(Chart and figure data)
- - - - -
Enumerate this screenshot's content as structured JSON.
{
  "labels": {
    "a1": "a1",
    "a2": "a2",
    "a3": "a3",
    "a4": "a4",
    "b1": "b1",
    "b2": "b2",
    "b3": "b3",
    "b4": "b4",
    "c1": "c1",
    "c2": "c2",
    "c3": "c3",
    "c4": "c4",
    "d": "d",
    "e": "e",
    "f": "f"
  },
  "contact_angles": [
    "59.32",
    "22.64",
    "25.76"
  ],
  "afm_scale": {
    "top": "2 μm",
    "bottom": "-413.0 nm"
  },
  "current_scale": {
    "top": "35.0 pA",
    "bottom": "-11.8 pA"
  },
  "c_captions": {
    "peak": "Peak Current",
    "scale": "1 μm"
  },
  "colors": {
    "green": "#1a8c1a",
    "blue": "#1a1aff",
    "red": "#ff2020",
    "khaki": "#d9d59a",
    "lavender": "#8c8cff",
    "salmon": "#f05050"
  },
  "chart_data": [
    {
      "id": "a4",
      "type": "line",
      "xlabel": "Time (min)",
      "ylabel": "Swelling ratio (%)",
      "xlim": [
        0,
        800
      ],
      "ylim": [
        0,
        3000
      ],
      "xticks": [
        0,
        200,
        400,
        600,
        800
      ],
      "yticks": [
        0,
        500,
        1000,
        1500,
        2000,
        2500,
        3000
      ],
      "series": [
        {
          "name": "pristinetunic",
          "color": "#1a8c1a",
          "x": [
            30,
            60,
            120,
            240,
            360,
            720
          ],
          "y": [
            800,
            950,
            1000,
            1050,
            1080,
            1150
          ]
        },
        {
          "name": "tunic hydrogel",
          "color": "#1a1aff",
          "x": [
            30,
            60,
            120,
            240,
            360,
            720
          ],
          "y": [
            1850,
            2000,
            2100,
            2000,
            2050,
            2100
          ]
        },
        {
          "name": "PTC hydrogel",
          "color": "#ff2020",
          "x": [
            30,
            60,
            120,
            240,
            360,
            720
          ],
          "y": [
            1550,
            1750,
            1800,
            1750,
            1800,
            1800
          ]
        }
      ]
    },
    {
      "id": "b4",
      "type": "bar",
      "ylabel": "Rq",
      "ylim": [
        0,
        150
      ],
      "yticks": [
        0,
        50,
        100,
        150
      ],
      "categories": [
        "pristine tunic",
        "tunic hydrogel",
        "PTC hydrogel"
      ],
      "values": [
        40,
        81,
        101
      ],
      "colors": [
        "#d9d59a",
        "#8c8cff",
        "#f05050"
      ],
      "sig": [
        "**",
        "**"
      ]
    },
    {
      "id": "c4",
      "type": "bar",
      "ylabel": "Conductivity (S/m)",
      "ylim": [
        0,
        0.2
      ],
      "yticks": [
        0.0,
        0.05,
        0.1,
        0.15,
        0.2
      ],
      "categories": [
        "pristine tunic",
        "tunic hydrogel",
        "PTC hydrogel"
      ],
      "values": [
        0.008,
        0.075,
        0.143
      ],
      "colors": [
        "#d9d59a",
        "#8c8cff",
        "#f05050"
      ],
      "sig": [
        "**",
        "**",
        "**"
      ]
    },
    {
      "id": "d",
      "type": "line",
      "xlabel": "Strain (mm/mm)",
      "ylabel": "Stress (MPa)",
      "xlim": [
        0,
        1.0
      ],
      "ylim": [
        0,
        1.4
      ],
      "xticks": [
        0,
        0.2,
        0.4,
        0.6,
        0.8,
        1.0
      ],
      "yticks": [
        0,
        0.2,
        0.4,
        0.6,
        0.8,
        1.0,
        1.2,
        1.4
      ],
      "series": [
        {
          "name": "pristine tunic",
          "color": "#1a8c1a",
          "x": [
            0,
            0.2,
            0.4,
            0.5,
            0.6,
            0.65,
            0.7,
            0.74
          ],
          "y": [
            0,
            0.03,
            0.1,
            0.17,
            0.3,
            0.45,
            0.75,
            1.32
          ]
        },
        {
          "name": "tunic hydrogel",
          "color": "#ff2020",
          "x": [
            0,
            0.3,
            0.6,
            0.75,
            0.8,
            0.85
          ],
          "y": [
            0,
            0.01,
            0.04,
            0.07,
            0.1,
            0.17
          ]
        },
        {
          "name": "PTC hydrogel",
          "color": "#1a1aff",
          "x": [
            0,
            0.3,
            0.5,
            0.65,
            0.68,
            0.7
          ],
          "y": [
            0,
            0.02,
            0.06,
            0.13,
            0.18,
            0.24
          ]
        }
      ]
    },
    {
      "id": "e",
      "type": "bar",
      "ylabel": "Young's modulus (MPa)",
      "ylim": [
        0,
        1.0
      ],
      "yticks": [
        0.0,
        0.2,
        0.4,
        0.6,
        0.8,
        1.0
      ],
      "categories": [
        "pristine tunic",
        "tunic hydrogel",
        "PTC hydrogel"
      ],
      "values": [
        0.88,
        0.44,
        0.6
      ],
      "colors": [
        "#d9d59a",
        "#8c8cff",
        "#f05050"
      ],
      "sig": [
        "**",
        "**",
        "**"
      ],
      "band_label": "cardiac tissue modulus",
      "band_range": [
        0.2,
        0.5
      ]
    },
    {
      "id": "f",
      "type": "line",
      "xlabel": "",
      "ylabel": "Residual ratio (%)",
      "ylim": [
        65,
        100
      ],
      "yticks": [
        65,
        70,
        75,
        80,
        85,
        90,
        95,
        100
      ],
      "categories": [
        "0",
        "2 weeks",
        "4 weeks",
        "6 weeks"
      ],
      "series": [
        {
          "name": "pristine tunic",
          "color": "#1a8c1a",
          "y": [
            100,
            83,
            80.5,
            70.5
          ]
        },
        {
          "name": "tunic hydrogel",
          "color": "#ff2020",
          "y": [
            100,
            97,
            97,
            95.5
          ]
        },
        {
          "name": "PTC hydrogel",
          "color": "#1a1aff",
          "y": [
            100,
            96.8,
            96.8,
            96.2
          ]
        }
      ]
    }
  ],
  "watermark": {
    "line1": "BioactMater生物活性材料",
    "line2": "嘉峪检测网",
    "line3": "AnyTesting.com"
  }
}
- - - - -
▶ **Job**:
Above are the records; copy all of them exactly.

▶ **Answer**:
Enumerate this screenshot's content as structured JSON.
{
  "labels": {
    "a1": "a1",
    "a2": "a2",
    "a3": "a3",
    "a4": "a4",
    "b1": "b1",
    "b2": "b2",
    "b3": "b3",
    "b4": "b4",
    "c1": "c1",
    "c2": "c2",
    "c3": "c3",
    "c4": "c4",
    "d": "d",
    "e": "e",
    "f": "f"
  },
  "contact_angles": [
    "59.32",
    "22.64",
    "25.76"
  ],
  "afm_scale": {
    "top": "2 μm",
    "bottom": "-413.0 nm"
  },
  "current_scale": {
    "top": "35.0 pA",
    "bottom": "-11.8 pA"
  },
  "c_captions": {
    "peak": "Peak Current",
    "scale": "1 μm"
  },
  "colors": {
    "green": "#1a8c1a",
    "blue": "#1a1aff",
    "red": "#ff2020",
    "khaki": "#d9d59a",
    "lavender": "#8c8cff",
    "salmon": "#f05050"
  },
  "chart_data": [
    {
      "id": "a4",
      "type": "line",
      "xlabel": "Time (min)",
      "ylabel": "Swelling ratio (%)",
      "xlim": [
        0,
        800
      ],
      "ylim": [
        0,
        3000
      ],
      "xticks": [
        0,
        200,
        400,
        600,
        800
      ],
      "yticks": [
        0,
        500,
        1000,
        1500,
        2000,
        2500,
        3000
      ],
      "series": [
        {
          "name": "pristinetunic",
          "color": "#1a8c1a",
          "x": [
            30,
            60,
            120,
            240,
            360,
            720
          ],
          "y": [
            800,
            950,
            1000,
            1050,
            1080,
            1150
          ]
        },
        {
          "name": "tunic hydrogel",
          "color": "#1a1aff",
          "x": [
            30,
            60,
            120,
            240,
            360,
            720
          ],
          "y": [
            1850,
            2000,
            2100,
            2000,
            2050,
            2100
          ]
        },
        {
          "name": "PTC hydrogel",
          "color": "#ff2020",
          "x": [
            30,
            60,
            120,
            240,
            360,
            720
          ],
          "y": [
            1550,
            1750,
            1800,
            1750,
            1800,
            1800
          ]
        }
      ]
    },
    {
      "id": "b4",
      "type": "bar",
      "ylabel": "Rq",
      "ylim": [
        0,
        150
      ],
      "yticks": [
        0,
        50,
        100,
        150
      ],
      "categories": [
        "pristine tunic",
        "tunic hydrogel",
        "PTC hydrogel"
      ],
      "values": [
        40,
        81,
        101
      ],
      "colors": [
        "#d9d59a",
        "#8c8cff",
        "#f05050"
      ],
      "sig": [
        "**",
        "**"
      ]
    },
    {
      "id": "c4",
      "type": "bar",
      "ylabel": "Conductivity (S/m)",
      "ylim": [
        0,
        0.2
      ],
      "yticks": [
        0.0,
        0.05,
        0.1,
        0.15,
        0.2
      ],
      "categories": [
        "pristine tunic",
        "tunic hydrogel",
        "PTC hydrogel"
      ],
      "values": [
        0.008,
        0.075,
        0.143
      ],
      "colors": [
        "#d9d59a",
        "#8c8cff",
        "#f05050"
      ],
      "sig": [
        "**",
        "**",
        "**"
      ]
    },
    {
      "id": "d",
      "type": "line",
      "xlabel": "Strain (mm/mm)",
      "ylabel": "Stress (MPa)",
      "xlim": [
        0,
        1.0
      ],
      "ylim": [
        0,
        1.4
      ],
      "xticks": [
        0,
        0.2,
        0.4,
        0.6,
        0.8,
        1.0
      ],
      "yticks": [
        0,
        0.2,
        0.4,
        0.6,
        0.8,
        1.0,
        1.2,
        1.4
      ],
      "series": [
        {
          "name": "pristine tunic",
          "color": "#1a8c1a",
          "x": [
            0,
            0.2,
            0.4,
            0.5,
            0.6,
            0.65,
            0.7,
            0.74
          ],
          "y": [
            0,
            0.03,
            0.1,
            0.17,
            0.3,
            0.45,
            0.75,
            1.32
          ]
        },
        {
          "name": "tunic hydrogel",
          "color": "#ff2020",
          "x": [
            0,
            0.3,
            0.6,
            0.75,
            0.8,
            0.85
          ],
          "y": [
            0,
            0.01,
            0.04,
            0.07,
            0.1,
            0.17
          ]
        },
        {
          "name": "PTC hydrogel",
          "color": "#1a1aff",
          "x": [
            0,
            0.3,
            0.5,
            0.65,
            0.68,
            0.7
          ],
          "y": [
            0,
            0.02,
            0.06,
            0.13,
            0.18,
            0.24
          ]
        }
      ]
    },
    {
      "id": "e",
      "type": "bar",
      "ylabel": "Young's modulus (MPa)",
      "ylim": [
        0,
        1.0
      ],
      "yticks": [
        0.0,
        0.2,
        0.4,
        0.6,
        0.8,
        1.0
      ],
      "categories": [
        "pristine tunic",
        "tunic hydrogel",
        "PTC hydrogel"
      ],
      "values": [
        0.88,
        0.44,
        0.6
      ],
      "colors": [
        "#d9d59a",
        "#8c8cff",
        "#f05050"
      ],
      "sig": [
        "**",
        "**",
        "**"
      ],
      "band_label": "cardiac tissue modulus",
      "band_range": [
        0.2,
        0.5
      ]
    },
    {
      "id": "f",
      "type": "line",
      "xlabel": "",
      "ylabel": "Residual ratio (%)",
      "ylim": [
        65,
        100
      ],
      "yticks": [
        65,
        70,
        75,
        80,
        85,
        90,
        95,
        100
      ],
      "categories": [
        "0",
        "2 weeks",
        "4 weeks",
        "6 weeks"
      ],
      "series": [
        {
          "name": "pristine tunic",
          "color": "#1a8c1a",
          "y": [
            100,
            83,
            80.5,
            70.5
          ]
        },
        {
          "name": "tunic hydrogel",
          "color": "#ff2020",
          "y": [
            100,
            97,
            97,
            95.5
          ]
        },
        {
          "name": "PTC hydrogel",
          "color": "#1a1aff",
          "y": [
            100,
            96.8,
            96.8,
            96.2
          ]
        }
      ]
    }
  ],
  "watermark": {
    "line1": "BioactMater生物活性材料",
    "line2": "嘉峪检测网",
    "line3": "AnyTesting.com"
  }
}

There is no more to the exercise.